__INSTRUCTIONS TO FOLLOW__
Reproduce each of the following records line by line, with no changes to any character.

-------- SUPPLIED INFORMATION

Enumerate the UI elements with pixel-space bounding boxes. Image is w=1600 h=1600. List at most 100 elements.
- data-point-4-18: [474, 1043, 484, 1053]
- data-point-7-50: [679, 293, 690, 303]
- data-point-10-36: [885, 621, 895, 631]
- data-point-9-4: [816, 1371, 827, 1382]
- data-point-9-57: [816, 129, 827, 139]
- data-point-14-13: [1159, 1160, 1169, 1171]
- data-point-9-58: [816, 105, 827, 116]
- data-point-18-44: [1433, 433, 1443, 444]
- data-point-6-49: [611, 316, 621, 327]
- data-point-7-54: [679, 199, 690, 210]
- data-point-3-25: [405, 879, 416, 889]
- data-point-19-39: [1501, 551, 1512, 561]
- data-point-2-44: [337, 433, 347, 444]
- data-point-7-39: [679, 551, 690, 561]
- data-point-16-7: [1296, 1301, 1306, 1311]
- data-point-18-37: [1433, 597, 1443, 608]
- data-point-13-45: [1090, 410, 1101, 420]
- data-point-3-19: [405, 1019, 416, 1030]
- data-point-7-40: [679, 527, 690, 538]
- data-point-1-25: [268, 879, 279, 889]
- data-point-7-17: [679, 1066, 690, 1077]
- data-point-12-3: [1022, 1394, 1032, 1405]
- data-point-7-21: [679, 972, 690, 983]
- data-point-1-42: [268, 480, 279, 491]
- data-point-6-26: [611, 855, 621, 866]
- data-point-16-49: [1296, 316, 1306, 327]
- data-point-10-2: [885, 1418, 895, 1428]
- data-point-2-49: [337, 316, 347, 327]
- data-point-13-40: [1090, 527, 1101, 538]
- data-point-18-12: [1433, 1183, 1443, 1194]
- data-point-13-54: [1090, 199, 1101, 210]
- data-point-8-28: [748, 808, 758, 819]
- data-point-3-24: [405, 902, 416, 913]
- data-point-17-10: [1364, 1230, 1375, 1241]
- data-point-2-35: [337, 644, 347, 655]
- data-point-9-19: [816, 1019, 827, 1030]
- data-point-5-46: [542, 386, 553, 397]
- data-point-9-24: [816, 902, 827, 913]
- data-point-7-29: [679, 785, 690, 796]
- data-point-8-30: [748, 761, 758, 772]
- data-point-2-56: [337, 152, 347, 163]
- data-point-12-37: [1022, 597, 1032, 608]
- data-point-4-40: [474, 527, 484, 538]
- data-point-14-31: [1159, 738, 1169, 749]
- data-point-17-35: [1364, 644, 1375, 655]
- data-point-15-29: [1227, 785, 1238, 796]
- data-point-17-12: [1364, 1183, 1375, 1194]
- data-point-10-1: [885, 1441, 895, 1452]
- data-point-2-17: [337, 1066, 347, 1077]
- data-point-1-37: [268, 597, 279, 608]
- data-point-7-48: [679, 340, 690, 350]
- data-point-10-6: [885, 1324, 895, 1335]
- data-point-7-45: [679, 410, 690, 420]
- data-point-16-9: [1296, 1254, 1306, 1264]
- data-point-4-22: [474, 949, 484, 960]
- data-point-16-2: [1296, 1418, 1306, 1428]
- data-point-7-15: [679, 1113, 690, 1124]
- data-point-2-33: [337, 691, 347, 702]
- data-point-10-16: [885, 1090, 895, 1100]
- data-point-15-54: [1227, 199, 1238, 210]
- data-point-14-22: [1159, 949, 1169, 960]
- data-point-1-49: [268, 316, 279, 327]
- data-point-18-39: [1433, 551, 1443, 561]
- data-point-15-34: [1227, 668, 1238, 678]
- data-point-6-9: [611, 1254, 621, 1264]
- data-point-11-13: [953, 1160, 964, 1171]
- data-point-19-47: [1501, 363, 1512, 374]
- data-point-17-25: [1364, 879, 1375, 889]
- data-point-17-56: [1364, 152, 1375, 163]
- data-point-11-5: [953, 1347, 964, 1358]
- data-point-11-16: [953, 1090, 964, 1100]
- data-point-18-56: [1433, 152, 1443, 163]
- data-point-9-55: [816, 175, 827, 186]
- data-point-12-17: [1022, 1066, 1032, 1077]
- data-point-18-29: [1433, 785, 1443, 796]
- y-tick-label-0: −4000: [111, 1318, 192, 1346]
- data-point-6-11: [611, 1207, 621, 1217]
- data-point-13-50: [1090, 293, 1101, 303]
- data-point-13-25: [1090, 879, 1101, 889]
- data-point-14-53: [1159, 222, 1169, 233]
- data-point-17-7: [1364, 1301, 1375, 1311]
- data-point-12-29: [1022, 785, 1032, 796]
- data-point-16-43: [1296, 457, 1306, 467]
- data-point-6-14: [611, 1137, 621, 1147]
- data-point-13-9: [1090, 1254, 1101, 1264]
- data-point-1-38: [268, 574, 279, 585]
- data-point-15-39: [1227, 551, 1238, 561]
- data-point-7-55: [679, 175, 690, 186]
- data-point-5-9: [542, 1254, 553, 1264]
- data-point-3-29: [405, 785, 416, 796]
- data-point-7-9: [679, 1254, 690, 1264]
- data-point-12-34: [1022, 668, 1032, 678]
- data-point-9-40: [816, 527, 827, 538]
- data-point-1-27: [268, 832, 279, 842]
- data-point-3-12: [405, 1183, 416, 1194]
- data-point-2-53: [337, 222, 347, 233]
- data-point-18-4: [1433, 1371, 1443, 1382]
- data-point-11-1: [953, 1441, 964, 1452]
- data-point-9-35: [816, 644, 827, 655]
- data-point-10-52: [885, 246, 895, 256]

----------------

__COMPLETED EXERCISE__
Enumerate the UI elements with pixel-space bounding boxes. Image is w=1600 h=1600. List at most 100 elements.
- data-point-4-18: [474, 1043, 484, 1053]
- data-point-7-50: [679, 293, 690, 303]
- data-point-10-36: [885, 621, 895, 631]
- data-point-9-4: [816, 1371, 827, 1382]
- data-point-9-57: [816, 129, 827, 139]
- data-point-14-13: [1159, 1160, 1169, 1171]
- data-point-9-58: [816, 105, 827, 116]
- data-point-18-44: [1433, 433, 1443, 444]
- data-point-6-49: [611, 316, 621, 327]
- data-point-7-54: [679, 199, 690, 210]
- data-point-3-25: [405, 879, 416, 889]
- data-point-19-39: [1501, 551, 1512, 561]
- data-point-2-44: [337, 433, 347, 444]
- data-point-7-39: [679, 551, 690, 561]
- data-point-16-7: [1296, 1301, 1306, 1311]
- data-point-18-37: [1433, 597, 1443, 608]
- data-point-13-45: [1090, 410, 1101, 420]
- data-point-3-19: [405, 1019, 416, 1030]
- data-point-7-40: [679, 527, 690, 538]
- data-point-1-25: [268, 879, 279, 889]
- data-point-7-17: [679, 1066, 690, 1077]
- data-point-12-3: [1022, 1394, 1032, 1405]
- data-point-7-21: [679, 972, 690, 983]
- data-point-1-42: [268, 480, 279, 491]
- data-point-6-26: [611, 855, 621, 866]
- data-point-16-49: [1296, 316, 1306, 327]
- data-point-10-2: [885, 1418, 895, 1428]
- data-point-2-49: [337, 316, 347, 327]
- data-point-13-40: [1090, 527, 1101, 538]
- data-point-18-12: [1433, 1183, 1443, 1194]
- data-point-13-54: [1090, 199, 1101, 210]
- data-point-8-28: [748, 808, 758, 819]
- data-point-3-24: [405, 902, 416, 913]
- data-point-17-10: [1364, 1230, 1375, 1241]
- data-point-2-35: [337, 644, 347, 655]
- data-point-9-19: [816, 1019, 827, 1030]
- data-point-5-46: [542, 386, 553, 397]
- data-point-9-24: [816, 902, 827, 913]
- data-point-7-29: [679, 785, 690, 796]
- data-point-8-30: [748, 761, 758, 772]
- data-point-2-56: [337, 152, 347, 163]
- data-point-12-37: [1022, 597, 1032, 608]
- data-point-4-40: [474, 527, 484, 538]
- data-point-14-31: [1159, 738, 1169, 749]
- data-point-17-35: [1364, 644, 1375, 655]
- data-point-15-29: [1227, 785, 1238, 796]
- data-point-17-12: [1364, 1183, 1375, 1194]
- data-point-10-1: [885, 1441, 895, 1452]
- data-point-2-17: [337, 1066, 347, 1077]
- data-point-1-37: [268, 597, 279, 608]
- data-point-7-48: [679, 340, 690, 350]
- data-point-10-6: [885, 1324, 895, 1335]
- data-point-7-45: [679, 410, 690, 420]
- data-point-16-9: [1296, 1254, 1306, 1264]
- data-point-4-22: [474, 949, 484, 960]
- data-point-16-2: [1296, 1418, 1306, 1428]
- data-point-7-15: [679, 1113, 690, 1124]
- data-point-2-33: [337, 691, 347, 702]
- data-point-10-16: [885, 1090, 895, 1100]
- data-point-15-54: [1227, 199, 1238, 210]
- data-point-14-22: [1159, 949, 1169, 960]
- data-point-1-49: [268, 316, 279, 327]
- data-point-18-39: [1433, 551, 1443, 561]
- data-point-15-34: [1227, 668, 1238, 678]
- data-point-6-9: [611, 1254, 621, 1264]
- data-point-11-13: [953, 1160, 964, 1171]
- data-point-19-47: [1501, 363, 1512, 374]
- data-point-17-25: [1364, 879, 1375, 889]
- data-point-17-56: [1364, 152, 1375, 163]
- data-point-11-5: [953, 1347, 964, 1358]
- data-point-11-16: [953, 1090, 964, 1100]
- data-point-18-56: [1433, 152, 1443, 163]
- data-point-9-55: [816, 175, 827, 186]
- data-point-12-17: [1022, 1066, 1032, 1077]
- data-point-18-29: [1433, 785, 1443, 796]
- y-tick-label-0: −4000: [111, 1318, 192, 1346]
- data-point-6-11: [611, 1207, 621, 1217]
- data-point-13-50: [1090, 293, 1101, 303]
- data-point-13-25: [1090, 879, 1101, 889]
- data-point-14-53: [1159, 222, 1169, 233]
- data-point-17-7: [1364, 1301, 1375, 1311]
- data-point-12-29: [1022, 785, 1032, 796]
- data-point-16-43: [1296, 457, 1306, 467]
- data-point-6-14: [611, 1137, 621, 1147]
- data-point-13-9: [1090, 1254, 1101, 1264]
- data-point-1-38: [268, 574, 279, 585]
- data-point-15-39: [1227, 551, 1238, 561]
- data-point-7-55: [679, 175, 690, 186]
- data-point-5-9: [542, 1254, 553, 1264]
- data-point-3-29: [405, 785, 416, 796]
- data-point-7-9: [679, 1254, 690, 1264]
- data-point-12-34: [1022, 668, 1032, 678]
- data-point-9-40: [816, 527, 827, 538]
- data-point-1-27: [268, 832, 279, 842]
- data-point-3-12: [405, 1183, 416, 1194]
- data-point-2-53: [337, 222, 347, 233]
- data-point-18-4: [1433, 1371, 1443, 1382]
- data-point-11-1: [953, 1441, 964, 1452]
- data-point-9-35: [816, 644, 827, 655]
- data-point-10-52: [885, 246, 895, 256]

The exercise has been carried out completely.